--- PROMPT ---
Examine each line of the data. Copy those that contain the string "knowledge".

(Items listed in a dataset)

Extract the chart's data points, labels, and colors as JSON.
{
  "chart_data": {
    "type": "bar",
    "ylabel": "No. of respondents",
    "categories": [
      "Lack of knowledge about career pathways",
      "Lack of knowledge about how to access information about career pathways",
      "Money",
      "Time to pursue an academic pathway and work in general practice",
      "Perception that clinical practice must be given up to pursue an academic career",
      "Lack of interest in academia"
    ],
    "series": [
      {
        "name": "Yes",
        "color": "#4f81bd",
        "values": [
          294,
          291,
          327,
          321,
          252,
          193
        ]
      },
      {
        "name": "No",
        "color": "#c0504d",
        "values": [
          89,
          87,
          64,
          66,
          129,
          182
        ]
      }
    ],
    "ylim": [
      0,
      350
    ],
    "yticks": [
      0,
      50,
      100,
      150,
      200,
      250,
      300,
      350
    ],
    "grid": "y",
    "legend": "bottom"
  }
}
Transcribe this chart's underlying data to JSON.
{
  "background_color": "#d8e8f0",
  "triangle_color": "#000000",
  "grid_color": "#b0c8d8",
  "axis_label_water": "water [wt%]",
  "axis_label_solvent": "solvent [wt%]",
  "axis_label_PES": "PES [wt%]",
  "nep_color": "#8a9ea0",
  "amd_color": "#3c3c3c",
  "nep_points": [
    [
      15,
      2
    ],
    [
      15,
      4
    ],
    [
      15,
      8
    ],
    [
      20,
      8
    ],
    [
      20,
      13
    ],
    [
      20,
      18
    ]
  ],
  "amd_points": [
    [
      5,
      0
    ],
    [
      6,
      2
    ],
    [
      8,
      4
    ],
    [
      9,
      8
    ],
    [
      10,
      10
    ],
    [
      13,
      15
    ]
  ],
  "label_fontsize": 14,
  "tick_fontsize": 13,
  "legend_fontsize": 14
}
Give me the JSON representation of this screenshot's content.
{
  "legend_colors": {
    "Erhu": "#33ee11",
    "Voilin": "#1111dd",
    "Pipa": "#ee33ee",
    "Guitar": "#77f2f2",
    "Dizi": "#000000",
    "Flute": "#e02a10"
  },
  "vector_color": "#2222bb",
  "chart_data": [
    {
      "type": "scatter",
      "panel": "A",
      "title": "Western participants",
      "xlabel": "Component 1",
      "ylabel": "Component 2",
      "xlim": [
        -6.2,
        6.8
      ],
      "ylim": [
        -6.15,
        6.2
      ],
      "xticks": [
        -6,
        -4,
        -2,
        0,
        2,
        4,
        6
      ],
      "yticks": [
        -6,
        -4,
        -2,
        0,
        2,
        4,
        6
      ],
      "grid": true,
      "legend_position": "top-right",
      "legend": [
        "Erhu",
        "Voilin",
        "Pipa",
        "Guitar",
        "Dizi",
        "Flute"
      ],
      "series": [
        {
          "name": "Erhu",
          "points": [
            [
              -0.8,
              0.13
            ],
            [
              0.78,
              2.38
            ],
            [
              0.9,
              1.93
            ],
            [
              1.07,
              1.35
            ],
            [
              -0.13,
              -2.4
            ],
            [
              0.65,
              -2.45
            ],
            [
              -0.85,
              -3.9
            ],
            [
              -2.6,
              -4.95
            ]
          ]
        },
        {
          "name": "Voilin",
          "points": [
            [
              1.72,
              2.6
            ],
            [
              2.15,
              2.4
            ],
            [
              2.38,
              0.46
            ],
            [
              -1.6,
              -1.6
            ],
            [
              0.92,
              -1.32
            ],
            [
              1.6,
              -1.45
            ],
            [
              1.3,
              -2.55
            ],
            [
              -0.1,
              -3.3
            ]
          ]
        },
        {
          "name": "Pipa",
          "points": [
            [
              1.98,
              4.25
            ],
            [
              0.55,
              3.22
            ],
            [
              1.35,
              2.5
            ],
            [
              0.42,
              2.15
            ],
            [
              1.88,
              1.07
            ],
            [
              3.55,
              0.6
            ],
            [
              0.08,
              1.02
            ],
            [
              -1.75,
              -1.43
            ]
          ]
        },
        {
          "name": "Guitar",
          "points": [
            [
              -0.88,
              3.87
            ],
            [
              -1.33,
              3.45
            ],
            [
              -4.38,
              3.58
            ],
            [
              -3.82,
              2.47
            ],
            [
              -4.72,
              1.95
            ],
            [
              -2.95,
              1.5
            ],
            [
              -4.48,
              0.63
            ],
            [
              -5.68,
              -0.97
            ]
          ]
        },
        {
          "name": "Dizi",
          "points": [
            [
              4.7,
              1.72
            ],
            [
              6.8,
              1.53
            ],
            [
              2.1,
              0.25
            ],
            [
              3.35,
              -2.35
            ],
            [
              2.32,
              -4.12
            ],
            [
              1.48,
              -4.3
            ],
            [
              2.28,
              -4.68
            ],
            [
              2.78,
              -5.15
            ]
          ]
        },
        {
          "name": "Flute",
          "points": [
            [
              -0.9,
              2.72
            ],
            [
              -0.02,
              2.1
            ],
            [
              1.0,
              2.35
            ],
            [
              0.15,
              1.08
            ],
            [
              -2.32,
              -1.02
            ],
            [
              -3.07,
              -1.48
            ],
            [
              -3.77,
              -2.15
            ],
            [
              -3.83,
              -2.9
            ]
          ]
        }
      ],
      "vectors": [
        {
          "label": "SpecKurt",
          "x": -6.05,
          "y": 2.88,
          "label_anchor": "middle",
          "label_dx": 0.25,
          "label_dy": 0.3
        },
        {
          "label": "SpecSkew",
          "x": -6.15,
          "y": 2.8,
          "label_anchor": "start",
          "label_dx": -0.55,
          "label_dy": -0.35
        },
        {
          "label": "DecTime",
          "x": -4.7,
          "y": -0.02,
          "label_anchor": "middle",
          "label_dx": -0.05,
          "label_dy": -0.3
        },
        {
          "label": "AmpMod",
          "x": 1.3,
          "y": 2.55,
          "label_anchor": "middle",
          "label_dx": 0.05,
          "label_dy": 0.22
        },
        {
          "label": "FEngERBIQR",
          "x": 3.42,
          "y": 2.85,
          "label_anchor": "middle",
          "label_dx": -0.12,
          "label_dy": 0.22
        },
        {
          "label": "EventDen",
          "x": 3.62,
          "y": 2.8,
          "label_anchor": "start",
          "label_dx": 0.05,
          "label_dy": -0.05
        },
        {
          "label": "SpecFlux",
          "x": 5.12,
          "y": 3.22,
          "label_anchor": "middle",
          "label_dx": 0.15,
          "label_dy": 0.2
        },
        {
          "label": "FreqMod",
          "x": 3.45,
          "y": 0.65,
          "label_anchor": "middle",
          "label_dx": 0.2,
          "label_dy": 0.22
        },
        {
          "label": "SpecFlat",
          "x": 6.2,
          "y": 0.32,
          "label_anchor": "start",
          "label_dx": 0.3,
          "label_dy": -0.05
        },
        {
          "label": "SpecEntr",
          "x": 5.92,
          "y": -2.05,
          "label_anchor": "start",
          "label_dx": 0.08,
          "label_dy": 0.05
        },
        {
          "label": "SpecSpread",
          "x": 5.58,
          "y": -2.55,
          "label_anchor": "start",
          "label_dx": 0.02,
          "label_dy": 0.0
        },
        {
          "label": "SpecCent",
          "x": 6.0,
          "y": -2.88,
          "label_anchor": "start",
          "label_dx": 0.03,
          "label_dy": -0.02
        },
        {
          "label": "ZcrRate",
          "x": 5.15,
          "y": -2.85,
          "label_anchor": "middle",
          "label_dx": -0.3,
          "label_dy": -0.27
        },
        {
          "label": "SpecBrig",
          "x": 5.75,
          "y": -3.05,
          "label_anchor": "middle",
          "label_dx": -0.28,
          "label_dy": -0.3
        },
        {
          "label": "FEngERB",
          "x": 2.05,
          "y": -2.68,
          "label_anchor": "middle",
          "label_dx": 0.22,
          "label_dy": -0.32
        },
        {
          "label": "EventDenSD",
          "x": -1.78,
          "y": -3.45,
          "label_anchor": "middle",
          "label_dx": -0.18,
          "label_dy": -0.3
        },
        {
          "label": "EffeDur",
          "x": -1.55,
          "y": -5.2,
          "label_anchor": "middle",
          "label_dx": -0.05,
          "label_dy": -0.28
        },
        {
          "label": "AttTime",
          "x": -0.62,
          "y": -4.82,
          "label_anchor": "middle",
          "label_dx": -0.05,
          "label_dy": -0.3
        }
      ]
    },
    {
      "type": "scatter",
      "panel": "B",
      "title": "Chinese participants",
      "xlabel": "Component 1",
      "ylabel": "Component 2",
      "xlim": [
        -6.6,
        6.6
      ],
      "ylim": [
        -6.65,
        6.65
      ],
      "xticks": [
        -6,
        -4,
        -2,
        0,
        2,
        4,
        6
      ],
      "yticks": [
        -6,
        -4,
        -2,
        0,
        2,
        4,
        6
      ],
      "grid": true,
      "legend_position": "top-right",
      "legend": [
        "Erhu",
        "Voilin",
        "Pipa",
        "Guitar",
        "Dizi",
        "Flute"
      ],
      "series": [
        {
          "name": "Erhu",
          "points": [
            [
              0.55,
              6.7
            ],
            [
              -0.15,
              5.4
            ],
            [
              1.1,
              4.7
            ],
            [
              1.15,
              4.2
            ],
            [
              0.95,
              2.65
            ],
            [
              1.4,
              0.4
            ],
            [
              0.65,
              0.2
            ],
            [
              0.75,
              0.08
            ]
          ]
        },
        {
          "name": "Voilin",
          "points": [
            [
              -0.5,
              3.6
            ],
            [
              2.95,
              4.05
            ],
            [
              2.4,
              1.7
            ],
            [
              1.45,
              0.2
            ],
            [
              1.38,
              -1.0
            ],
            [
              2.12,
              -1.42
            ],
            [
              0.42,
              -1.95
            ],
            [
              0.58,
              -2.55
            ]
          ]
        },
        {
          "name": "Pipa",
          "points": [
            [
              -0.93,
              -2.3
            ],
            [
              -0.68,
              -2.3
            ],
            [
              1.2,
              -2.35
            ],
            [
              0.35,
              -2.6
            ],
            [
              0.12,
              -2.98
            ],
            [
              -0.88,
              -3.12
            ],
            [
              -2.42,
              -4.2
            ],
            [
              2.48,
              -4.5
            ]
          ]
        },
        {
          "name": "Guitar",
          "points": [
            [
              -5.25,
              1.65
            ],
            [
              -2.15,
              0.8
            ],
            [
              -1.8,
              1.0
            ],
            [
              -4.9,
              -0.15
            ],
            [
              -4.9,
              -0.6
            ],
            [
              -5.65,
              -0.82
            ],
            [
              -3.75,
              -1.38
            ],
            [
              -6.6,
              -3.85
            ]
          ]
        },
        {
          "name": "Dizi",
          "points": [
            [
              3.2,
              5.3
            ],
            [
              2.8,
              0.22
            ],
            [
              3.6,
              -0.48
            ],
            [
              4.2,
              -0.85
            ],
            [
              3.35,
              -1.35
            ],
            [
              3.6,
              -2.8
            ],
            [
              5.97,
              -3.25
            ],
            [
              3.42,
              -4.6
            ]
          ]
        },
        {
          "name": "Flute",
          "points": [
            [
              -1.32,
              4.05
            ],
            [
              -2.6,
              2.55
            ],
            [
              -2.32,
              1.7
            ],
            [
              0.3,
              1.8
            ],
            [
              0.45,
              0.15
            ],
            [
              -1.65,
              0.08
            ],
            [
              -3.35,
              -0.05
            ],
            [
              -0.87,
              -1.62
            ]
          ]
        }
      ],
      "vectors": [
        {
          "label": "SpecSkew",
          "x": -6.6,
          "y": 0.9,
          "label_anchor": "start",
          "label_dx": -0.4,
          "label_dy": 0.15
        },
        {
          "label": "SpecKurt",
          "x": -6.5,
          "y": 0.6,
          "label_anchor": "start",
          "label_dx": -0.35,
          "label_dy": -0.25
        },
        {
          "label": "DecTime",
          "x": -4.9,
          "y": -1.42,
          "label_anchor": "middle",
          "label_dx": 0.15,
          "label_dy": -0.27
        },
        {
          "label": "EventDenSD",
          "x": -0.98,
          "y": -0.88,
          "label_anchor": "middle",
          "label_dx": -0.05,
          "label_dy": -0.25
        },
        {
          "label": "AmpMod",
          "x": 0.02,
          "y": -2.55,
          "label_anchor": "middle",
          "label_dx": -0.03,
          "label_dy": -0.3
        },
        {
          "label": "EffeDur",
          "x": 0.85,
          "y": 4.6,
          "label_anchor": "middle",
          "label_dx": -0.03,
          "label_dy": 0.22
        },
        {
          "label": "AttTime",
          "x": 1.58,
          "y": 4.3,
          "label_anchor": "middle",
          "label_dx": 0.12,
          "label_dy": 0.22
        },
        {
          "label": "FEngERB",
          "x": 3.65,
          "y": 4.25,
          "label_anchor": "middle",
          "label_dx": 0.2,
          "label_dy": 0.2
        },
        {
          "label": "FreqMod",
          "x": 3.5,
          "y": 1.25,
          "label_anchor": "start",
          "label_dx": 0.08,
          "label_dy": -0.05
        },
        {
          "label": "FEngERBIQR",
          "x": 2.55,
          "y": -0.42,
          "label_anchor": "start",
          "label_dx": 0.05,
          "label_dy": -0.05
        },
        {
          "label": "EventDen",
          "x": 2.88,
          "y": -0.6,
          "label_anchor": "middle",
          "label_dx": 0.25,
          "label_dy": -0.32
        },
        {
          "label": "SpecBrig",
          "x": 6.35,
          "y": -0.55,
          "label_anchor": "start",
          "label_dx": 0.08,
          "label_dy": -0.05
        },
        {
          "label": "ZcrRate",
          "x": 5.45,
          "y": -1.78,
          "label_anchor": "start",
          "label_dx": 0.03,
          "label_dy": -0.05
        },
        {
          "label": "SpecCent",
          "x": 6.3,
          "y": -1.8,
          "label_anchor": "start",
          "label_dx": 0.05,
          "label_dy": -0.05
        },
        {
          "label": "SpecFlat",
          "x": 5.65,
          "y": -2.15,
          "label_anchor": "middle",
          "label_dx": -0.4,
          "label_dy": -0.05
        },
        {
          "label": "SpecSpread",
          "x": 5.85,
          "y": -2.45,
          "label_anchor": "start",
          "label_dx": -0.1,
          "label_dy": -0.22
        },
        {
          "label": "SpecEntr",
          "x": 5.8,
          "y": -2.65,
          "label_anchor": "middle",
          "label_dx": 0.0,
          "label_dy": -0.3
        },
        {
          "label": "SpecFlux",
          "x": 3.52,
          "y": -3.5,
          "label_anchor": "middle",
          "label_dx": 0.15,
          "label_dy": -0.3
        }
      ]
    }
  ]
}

--- REPLY TO THE EXERCISE ---
      "Lack of knowledge about career pathways",
      "Lack of knowledge about how to access information about career pathways",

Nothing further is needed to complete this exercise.